### Data supplied
------------------------------------

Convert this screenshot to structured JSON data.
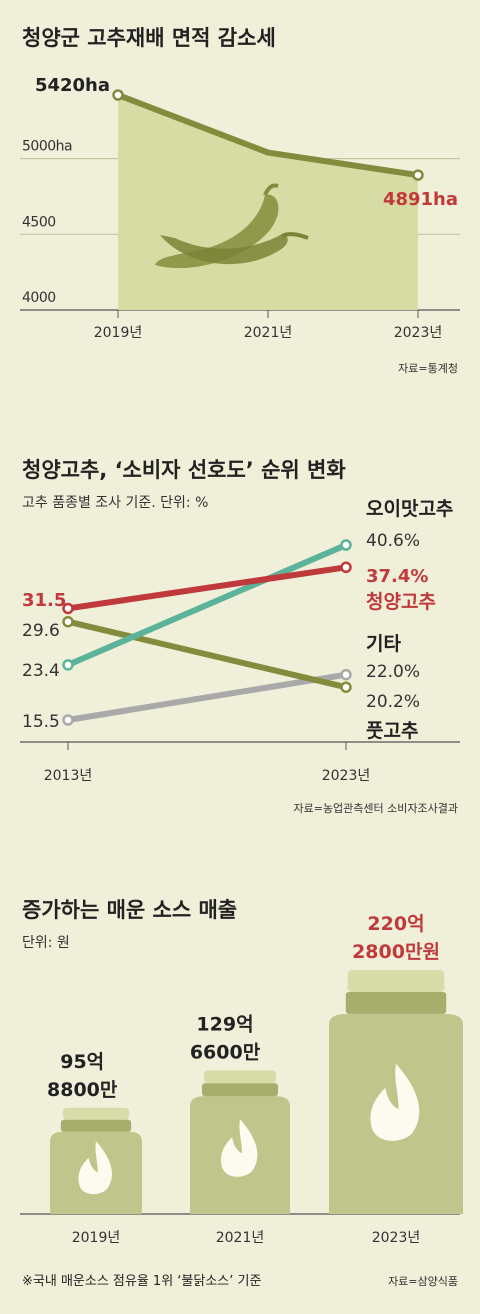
{
  "chart_data": [
    {
      "type": "area",
      "title": "청양군 고추재배 면적 감소세",
      "x": [
        "2019년",
        "2021년",
        "2023년"
      ],
      "values": [
        5420,
        5040,
        4891
      ],
      "value_labels": [
        "5420ha",
        "",
        "4891ha"
      ],
      "yticks": [
        "5000ha",
        "4500",
        "4000"
      ],
      "ylim": [
        3900,
        5600
      ],
      "source": "자료=통계청",
      "colors": {
        "fill": "#d7dba4",
        "line": "#838c3c",
        "highlight": "#c0393b"
      }
    },
    {
      "type": "line",
      "title": "청양고추, ‘소비자 선호도’ 순위 변화",
      "subtitle": "고추 품종별 조사 기준. 단위: %",
      "x": [
        "2013년",
        "2023년"
      ],
      "series": [
        {
          "name": "오이맛고추",
          "values": [
            23.4,
            40.6
          ],
          "labels": [
            "23.4",
            "40.6%"
          ],
          "color": "#5bb39a"
        },
        {
          "name": "청양고추",
          "values": [
            31.5,
            37.4
          ],
          "labels": [
            "31.5",
            "37.4%"
          ],
          "color": "#c0393b"
        },
        {
          "name": "풋고추",
          "values": [
            29.6,
            20.2
          ],
          "labels": [
            "29.6",
            "20.2%"
          ],
          "color": "#838c3c"
        },
        {
          "name": "기타",
          "values": [
            15.5,
            22.0
          ],
          "labels": [
            "15.5",
            "22.0%"
          ],
          "color": "#a9a9a9"
        }
      ],
      "ylim": [
        13,
        42
      ],
      "source": "자료=농업관측센터 소비자조사결과"
    },
    {
      "type": "bar",
      "title": "증가하는 매운 소스 매출",
      "subtitle": "단위: 원",
      "categories": [
        "2019년",
        "2021년",
        "2023년"
      ],
      "values": [
        9588000000,
        12966000000,
        22028000000
      ],
      "value_labels": [
        [
          "95억",
          "8800만"
        ],
        [
          "129억",
          "6600만"
        ],
        [
          "220억",
          "2800만원"
        ]
      ],
      "note": "※국내 매운소스 점유율 1위 ‘불닭소스’ 기준",
      "source": "자료=삼양식품",
      "colors": {
        "bottle": "#bfc58b",
        "cap": "#d8dca9",
        "highlight": "#c0393b"
      }
    }
  ]
}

------------------------------------

### Task instructions
Omit every picture, then repeat the remaining data exactly as it appears above.

### Output for this task
Convert this screenshot to structured JSON data.
{
  "chart_data": [
    {
      "type": "area",
      "title": "청양군 고추재배 면적 감소세",
      "x": [
        "2019년",
        "2021년",
        "2023년"
      ],
      "values": [
        5420,
        5040,
        4891
      ],
      "value_labels": [
        "5420ha",
        "",
        "4891ha"
      ],
      "yticks": [
        "5000ha",
        "4500",
        "4000"
      ],
      "ylim": [
        3900,
        5600
      ],
      "source": "자료=통계청",
      "colors": {
        "fill": "#d7dba4",
        "line": "#838c3c",
        "highlight": "#c0393b"
      }
    },
    {
      "type": "line",
      "title": "청양고추, ‘소비자 선호도’ 순위 변화",
      "subtitle": "고추 품종별 조사 기준. 단위: %",
      "x": [
        "2013년",
        "2023년"
      ],
      "series": [
        {
          "name": "오이맛고추",
          "values": [
            23.4,
            40.6
          ],
          "labels": [
            "23.4",
            "40.6%"
          ],
          "color": "#5bb39a"
        },
        {
          "name": "청양고추",
          "values": [
            31.5,
            37.4
          ],
          "labels": [
            "31.5",
            "37.4%"
          ],
          "color": "#c0393b"
        },
        {
          "name": "풋고추",
          "values": [
            29.6,
            20.2
          ],
          "labels": [
            "29.6",
            "20.2%"
          ],
          "color": "#838c3c"
        },
        {
          "name": "기타",
          "values": [
            15.5,
            22.0
          ],
          "labels": [
            "15.5",
            "22.0%"
          ],
          "color": "#a9a9a9"
        }
      ],
      "ylim": [
        13,
        42
      ],
      "source": "자료=농업관측센터 소비자조사결과"
    },
    {
      "type": "bar",
      "title": "증가하는 매운 소스 매출",
      "subtitle": "단위: 원",
      "categories": [
        "2019년",
        "2021년",
        "2023년"
      ],
      "values": [
        9588000000,
        12966000000,
        22028000000
      ],
      "value_labels": [
        [
          "95억",
          "8800만"
        ],
        [
          "129억",
          "6600만"
        ],
        [
          "220억",
          "2800만원"
        ]
      ],
      "note": "※국내 매운소스 점유율 1위 ‘불닭소스’ 기준",
      "source": "자료=삼양식품",
      "colors": {
        "bottle": "#bfc58b",
        "cap": "#d8dca9",
        "highlight": "#c0393b"
      }
    }
  ]
}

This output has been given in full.